Below are some records; retype all of them exactly.
— Begin DATASET —
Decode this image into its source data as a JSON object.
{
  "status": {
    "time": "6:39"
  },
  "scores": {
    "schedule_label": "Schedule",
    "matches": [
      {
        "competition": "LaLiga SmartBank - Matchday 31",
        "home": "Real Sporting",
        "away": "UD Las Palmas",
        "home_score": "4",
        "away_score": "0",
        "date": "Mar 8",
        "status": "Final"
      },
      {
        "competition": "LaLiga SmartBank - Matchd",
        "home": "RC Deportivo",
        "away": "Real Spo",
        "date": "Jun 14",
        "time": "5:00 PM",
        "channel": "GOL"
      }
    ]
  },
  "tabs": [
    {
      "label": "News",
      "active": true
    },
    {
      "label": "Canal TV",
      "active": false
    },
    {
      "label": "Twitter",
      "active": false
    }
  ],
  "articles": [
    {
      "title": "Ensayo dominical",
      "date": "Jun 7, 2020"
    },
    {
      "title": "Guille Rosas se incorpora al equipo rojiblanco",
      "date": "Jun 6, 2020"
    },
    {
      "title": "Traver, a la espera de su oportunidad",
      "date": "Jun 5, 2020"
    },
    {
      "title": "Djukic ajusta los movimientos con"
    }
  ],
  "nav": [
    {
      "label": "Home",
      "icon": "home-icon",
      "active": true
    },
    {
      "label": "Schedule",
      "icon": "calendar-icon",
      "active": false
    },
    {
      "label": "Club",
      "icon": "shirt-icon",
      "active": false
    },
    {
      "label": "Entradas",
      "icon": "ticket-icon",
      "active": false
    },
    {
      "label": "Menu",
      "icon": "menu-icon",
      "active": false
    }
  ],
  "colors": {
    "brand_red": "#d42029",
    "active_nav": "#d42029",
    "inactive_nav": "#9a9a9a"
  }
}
— End DATASET —
COMPLETE RESPONSE »
Decode this image into its source data as a JSON object.
{
  "status": {
    "time": "6:39"
  },
  "scores": {
    "schedule_label": "Schedule",
    "matches": [
      {
        "competition": "LaLiga SmartBank - Matchday 31",
        "home": "Real Sporting",
        "away": "UD Las Palmas",
        "home_score": "4",
        "away_score": "0",
        "date": "Mar 8",
        "status": "Final"
      },
      {
        "competition": "LaLiga SmartBank - Matchd",
        "home": "RC Deportivo",
        "away": "Real Spo",
        "date": "Jun 14",
        "time": "5:00 PM",
        "channel": "GOL"
      }
    ]
  },
  "tabs": [
    {
      "label": "News",
      "active": true
    },
    {
      "label": "Canal TV",
      "active": false
    },
    {
      "label": "Twitter",
      "active": false
    }
  ],
  "articles": [
    {
      "title": "Ensayo dominical",
      "date": "Jun 7, 2020"
    },
    {
      "title": "Guille Rosas se incorpora al equipo rojiblanco",
      "date": "Jun 6, 2020"
    },
    {
      "title": "Traver, a la espera de su oportunidad",
      "date": "Jun 5, 2020"
    },
    {
      "title": "Djukic ajusta los movimientos con"
    }
  ],
  "nav": [
    {
      "label": "Home",
      "icon": "home-icon",
      "active": true
    },
    {
      "label": "Schedule",
      "icon": "calendar-icon",
      "active": false
    },
    {
      "label": "Club",
      "icon": "shirt-icon",
      "active": false
    },
    {
      "label": "Entradas",
      "icon": "ticket-icon",
      "active": false
    },
    {
      "label": "Menu",
      "icon": "menu-icon",
      "active": false
    }
  ],
  "colors": {
    "brand_red": "#d42029",
    "active_nav": "#d42029",
    "inactive_nav": "#9a9a9a"
  }
}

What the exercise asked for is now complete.